TASK TO COMPLETE. Everything in the listing below should be repeated verbatim, apart from the pictures.

PROVIDED MATERIAL.
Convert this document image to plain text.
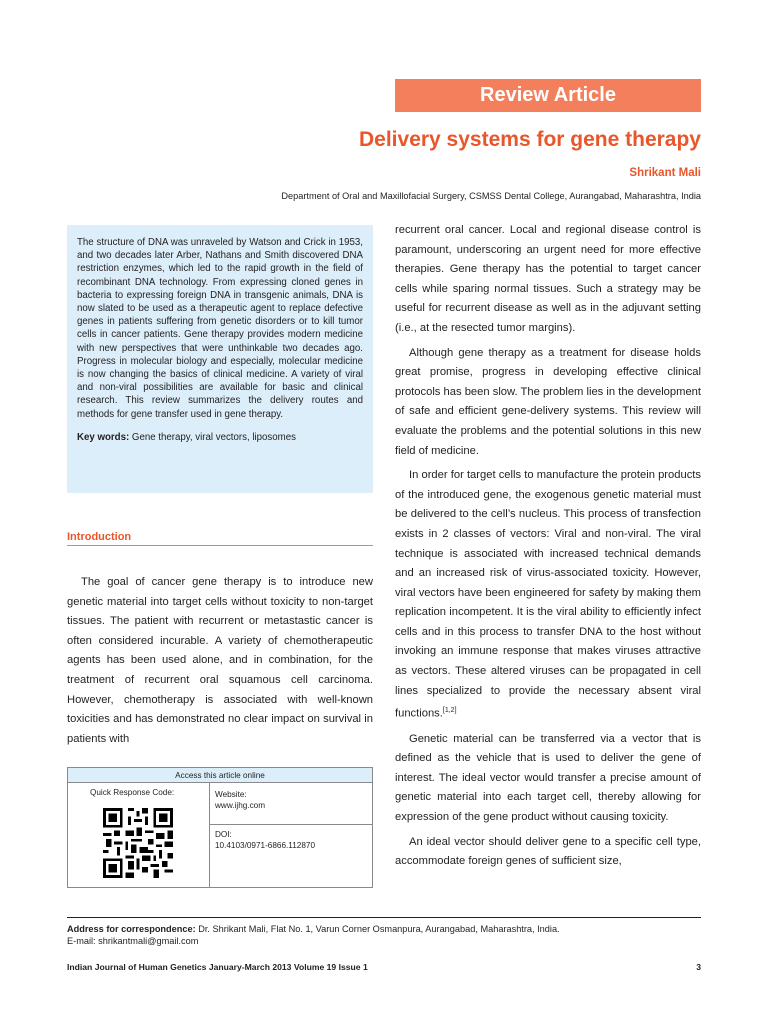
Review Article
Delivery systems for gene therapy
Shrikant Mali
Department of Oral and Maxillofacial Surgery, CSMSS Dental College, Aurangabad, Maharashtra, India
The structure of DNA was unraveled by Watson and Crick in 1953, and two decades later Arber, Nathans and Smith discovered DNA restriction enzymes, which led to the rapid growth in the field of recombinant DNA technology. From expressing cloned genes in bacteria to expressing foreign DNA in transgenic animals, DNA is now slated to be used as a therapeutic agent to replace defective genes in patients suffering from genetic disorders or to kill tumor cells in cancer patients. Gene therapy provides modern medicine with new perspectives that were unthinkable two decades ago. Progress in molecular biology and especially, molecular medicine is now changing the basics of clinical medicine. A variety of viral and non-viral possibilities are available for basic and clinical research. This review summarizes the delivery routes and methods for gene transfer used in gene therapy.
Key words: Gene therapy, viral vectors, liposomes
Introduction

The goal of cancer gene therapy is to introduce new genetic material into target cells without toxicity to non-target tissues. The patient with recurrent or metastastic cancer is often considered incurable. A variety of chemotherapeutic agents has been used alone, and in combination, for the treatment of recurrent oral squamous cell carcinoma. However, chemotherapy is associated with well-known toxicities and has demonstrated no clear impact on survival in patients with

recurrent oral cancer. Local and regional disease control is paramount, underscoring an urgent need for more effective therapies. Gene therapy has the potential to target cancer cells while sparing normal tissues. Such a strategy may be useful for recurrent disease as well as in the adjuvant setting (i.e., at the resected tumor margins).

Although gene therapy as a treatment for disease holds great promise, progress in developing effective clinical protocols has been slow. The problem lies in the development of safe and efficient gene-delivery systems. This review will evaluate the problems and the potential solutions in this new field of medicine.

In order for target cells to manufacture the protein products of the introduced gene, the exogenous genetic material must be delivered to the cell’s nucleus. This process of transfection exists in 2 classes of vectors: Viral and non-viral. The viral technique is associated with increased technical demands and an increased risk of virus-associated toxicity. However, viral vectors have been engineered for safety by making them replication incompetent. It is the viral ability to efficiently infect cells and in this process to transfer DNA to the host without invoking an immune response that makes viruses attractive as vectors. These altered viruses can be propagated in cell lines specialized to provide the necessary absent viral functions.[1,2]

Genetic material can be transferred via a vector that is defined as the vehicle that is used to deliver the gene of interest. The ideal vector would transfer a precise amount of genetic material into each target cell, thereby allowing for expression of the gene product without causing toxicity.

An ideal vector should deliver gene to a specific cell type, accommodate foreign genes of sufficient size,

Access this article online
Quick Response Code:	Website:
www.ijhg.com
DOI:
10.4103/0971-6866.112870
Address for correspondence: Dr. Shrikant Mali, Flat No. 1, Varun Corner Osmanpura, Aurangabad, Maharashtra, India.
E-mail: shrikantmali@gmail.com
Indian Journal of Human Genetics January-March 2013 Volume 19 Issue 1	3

TASK ANSWER.
Convert this document image to plain text.
Review Article
Delivery systems for gene therapy
Shrikant Mali
Department of Oral and Maxillofacial Surgery, CSMSS Dental College, Aurangabad, Maharashtra, India
The structure of DNA was unraveled by Watson and Crick in 1953, and two decades later Arber, Nathans and Smith discovered DNA restriction enzymes, which led to the rapid growth in the field of recombinant DNA technology. From expressing cloned genes in bacteria to expressing foreign DNA in transgenic animals, DNA is now slated to be used as a therapeutic agent to replace defective genes in patients suffering from genetic disorders or to kill tumor cells in cancer patients. Gene therapy provides modern medicine with new perspectives that were unthinkable two decades ago. Progress in molecular biology and especially, molecular medicine is now changing the basics of clinical medicine. A variety of viral and non-viral possibilities are available for basic and clinical research. This review summarizes the delivery routes and methods for gene transfer used in gene therapy.
Key words: Gene therapy, viral vectors, liposomes
Introduction

The goal of cancer gene therapy is to introduce new genetic material into target cells without toxicity to non-target tissues. The patient with recurrent or metastastic cancer is often considered incurable. A variety of chemotherapeutic agents has been used alone, and in combination, for the treatment of recurrent oral squamous cell carcinoma. However, chemotherapy is associated with well-known toxicities and has demonstrated no clear impact on survival in patients with

recurrent oral cancer. Local and regional disease control is paramount, underscoring an urgent need for more effective therapies. Gene therapy has the potential to target cancer cells while sparing normal tissues. Such a strategy may be useful for recurrent disease as well as in the adjuvant setting (i.e., at the resected tumor margins).

Although gene therapy as a treatment for disease holds great promise, progress in developing effective clinical protocols has been slow. The problem lies in the development of safe and efficient gene-delivery systems. This review will evaluate the problems and the potential solutions in this new field of medicine.

In order for target cells to manufacture the protein products of the introduced gene, the exogenous genetic material must be delivered to the cell’s nucleus. This process of transfection exists in 2 classes of vectors: Viral and non-viral. The viral technique is associated with increased technical demands and an increased risk of virus-associated toxicity. However, viral vectors have been engineered for safety by making them replication incompetent. It is the viral ability to efficiently infect cells and in this process to transfer DNA to the host without invoking an immune response that makes viruses attractive as vectors. These altered viruses can be propagated in cell lines specialized to provide the necessary absent viral functions.[1,2]

Genetic material can be transferred via a vector that is defined as the vehicle that is used to deliver the gene of interest. The ideal vector would transfer a precise amount of genetic material into each target cell, thereby allowing for expression of the gene product without causing toxicity.

An ideal vector should deliver gene to a specific cell type, accommodate foreign genes of sufficient size,

Access this article online
Quick Response Code:	Website:
www.ijhg.com
DOI:
10.4103/0971-6866.112870
Address for correspondence: Dr. Shrikant Mali, Flat No. 1, Varun Corner Osmanpura, Aurangabad, Maharashtra, India.
E-mail: shrikantmali@gmail.com
Indian Journal of Human Genetics January-March 2013 Volume 19 Issue 1	3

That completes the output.